= Source material =

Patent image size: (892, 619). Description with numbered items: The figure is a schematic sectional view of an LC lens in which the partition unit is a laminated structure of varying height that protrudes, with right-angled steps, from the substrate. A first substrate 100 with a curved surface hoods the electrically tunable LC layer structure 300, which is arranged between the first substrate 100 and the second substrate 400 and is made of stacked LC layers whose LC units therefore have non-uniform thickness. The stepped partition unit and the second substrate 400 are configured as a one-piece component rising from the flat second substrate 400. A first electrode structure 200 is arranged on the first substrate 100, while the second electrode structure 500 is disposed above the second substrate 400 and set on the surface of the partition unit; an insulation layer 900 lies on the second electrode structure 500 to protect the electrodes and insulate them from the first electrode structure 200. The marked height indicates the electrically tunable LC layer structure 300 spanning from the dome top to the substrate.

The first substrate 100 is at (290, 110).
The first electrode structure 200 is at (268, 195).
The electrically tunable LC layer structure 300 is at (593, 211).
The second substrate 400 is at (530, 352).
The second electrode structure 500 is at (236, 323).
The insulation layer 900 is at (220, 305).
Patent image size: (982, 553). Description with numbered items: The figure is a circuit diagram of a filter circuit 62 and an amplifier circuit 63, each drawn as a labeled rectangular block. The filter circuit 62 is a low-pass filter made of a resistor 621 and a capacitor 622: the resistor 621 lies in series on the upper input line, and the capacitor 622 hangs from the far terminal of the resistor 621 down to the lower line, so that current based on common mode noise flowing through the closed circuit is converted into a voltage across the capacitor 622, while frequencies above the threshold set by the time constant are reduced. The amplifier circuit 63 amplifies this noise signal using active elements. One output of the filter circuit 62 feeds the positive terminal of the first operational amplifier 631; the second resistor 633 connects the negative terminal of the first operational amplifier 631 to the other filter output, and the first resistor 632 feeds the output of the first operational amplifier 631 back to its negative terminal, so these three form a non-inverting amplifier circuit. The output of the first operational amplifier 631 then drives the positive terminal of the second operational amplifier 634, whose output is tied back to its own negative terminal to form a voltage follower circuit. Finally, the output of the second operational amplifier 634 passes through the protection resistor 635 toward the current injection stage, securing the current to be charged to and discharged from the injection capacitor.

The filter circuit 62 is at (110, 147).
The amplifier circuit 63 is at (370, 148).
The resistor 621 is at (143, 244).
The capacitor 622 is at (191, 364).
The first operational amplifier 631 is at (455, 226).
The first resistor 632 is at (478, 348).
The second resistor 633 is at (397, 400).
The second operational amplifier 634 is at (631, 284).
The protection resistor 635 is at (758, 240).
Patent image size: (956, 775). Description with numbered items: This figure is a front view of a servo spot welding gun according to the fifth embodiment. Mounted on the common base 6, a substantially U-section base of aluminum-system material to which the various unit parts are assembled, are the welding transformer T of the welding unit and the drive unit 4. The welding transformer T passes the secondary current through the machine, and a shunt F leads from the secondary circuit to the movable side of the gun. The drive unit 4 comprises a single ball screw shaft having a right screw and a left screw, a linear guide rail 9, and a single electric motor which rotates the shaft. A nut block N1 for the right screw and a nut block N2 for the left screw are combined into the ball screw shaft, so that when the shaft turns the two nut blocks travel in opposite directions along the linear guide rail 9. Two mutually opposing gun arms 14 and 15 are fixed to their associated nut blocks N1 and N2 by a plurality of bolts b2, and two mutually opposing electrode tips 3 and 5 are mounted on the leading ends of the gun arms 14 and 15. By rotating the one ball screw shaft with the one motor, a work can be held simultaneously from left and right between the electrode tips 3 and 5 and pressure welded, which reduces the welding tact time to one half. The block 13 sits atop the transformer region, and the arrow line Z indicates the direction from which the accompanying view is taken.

= Aim =
Rewrite the data above, replacing "Description with numbered items" with "Itemized description" everywhere it occurs and leaving everything else unchanged.

= The output =
Patent image size: (892, 619). Itemized description: The figure is a schematic sectional view of an LC lens in which the partition unit is a laminated structure of varying height that protrudes, with right-angled steps, from the substrate. A first substrate 100 with a curved surface hoods the electrically tunable LC layer structure 300, which is arranged between the first substrate 100 and the second substrate 400 and is made of stacked LC layers whose LC units therefore have non-uniform thickness. The stepped partition unit and the second substrate 400 are configured as a one-piece component rising from the flat second substrate 400. A first electrode structure 200 is arranged on the first substrate 100, while the second electrode structure 500 is disposed above the second substrate 400 and set on the surface of the partition unit; an insulation layer 900 lies on the second electrode structure 500 to protect the electrodes and insulate them from the first electrode structure 200. The marked height indicates the electrically tunable LC layer structure 300 spanning from the dome top to the substrate.

The first substrate 100 is at (290, 110).
The first electrode structure 200 is at (268, 195).
The electrically tunable LC layer structure 300 is at (593, 211).
The second substrate 400 is at (530, 352).
The second electrode structure 500 is at (236, 323).
The insulation layer 900 is at (220, 305).
Patent image size: (982, 553). Itemized description: The figure is a circuit diagram of a filter circuit 62 and an amplifier circuit 63, each drawn as a labeled rectangular block. The filter circuit 62 is a low-pass filter made of a resistor 621 and a capacitor 622: the resistor 621 lies in series on the upper input line, and the capacitor 622 hangs from the far terminal of the resistor 621 down to the lower line, so that current based on common mode noise flowing through the closed circuit is converted into a voltage across the capacitor 622, while frequencies above the threshold set by the time constant are reduced. The amplifier circuit 63 amplifies this noise signal using active elements. One output of the filter circuit 62 feeds the positive terminal of the first operational amplifier 631; the second resistor 633 connects the negative terminal of the first operational amplifier 631 to the other filter output, and the first resistor 632 feeds the output of the first operational amplifier 631 back to its negative terminal, so these three form a non-inverting amplifier circuit. The output of the first operational amplifier 631 then drives the positive terminal of the second operational amplifier 634, whose output is tied back to its own negative terminal to form a voltage follower circuit. Finally, the output of the second operational amplifier 634 passes through the protection resistor 635 toward the current injection stage, securing the current to be charged to and discharged from the injection capacitor.

The filter circuit 62 is at (110, 147).
The amplifier circuit 63 is at (370, 148).
The resistor 621 is at (143, 244).
The capacitor 622 is at (191, 364).
The first operational amplifier 631 is at (455, 226).
The first resistor 632 is at (478, 348).
The second resistor 633 is at (397, 400).
The second operational amplifier 634 is at (631, 284).
The protection resistor 635 is at (758, 240).
Patent image size: (956, 775). Itemized description: This figure is a front view of a servo spot welding gun according to the fifth embodiment. Mounted on the common base 6, a substantially U-section base of aluminum-system material to which the various unit parts are assembled, are the welding transformer T of the welding unit and the drive unit 4. The welding transformer T passes the secondary current through the machine, and a shunt F leads from the secondary circuit to the movable side of the gun. The drive unit 4 comprises a single ball screw shaft having a right screw and a left screw, a linear guide rail 9, and a single electric motor which rotates the shaft. A nut block N1 for the right screw and a nut block N2 for the left screw are combined into the ball screw shaft, so that when the shaft turns the two nut blocks travel in opposite directions along the linear guide rail 9. Two mutually opposing gun arms 14 and 15 are fixed to their associated nut blocks N1 and N2 by a plurality of bolts b2, and two mutually opposing electrode tips 3 and 5 are mounted on the leading ends of the gun arms 14 and 15. By rotating the one ball screw shaft with the one motor, a work can be held simultaneously from left and right between the electrode tips 3 and 5 and pressure welded, which reduces the welding tact time to one half. The block 13 sits atop the transformer region, and the arrow line Z indicates the direction from which the accompanying view is taken.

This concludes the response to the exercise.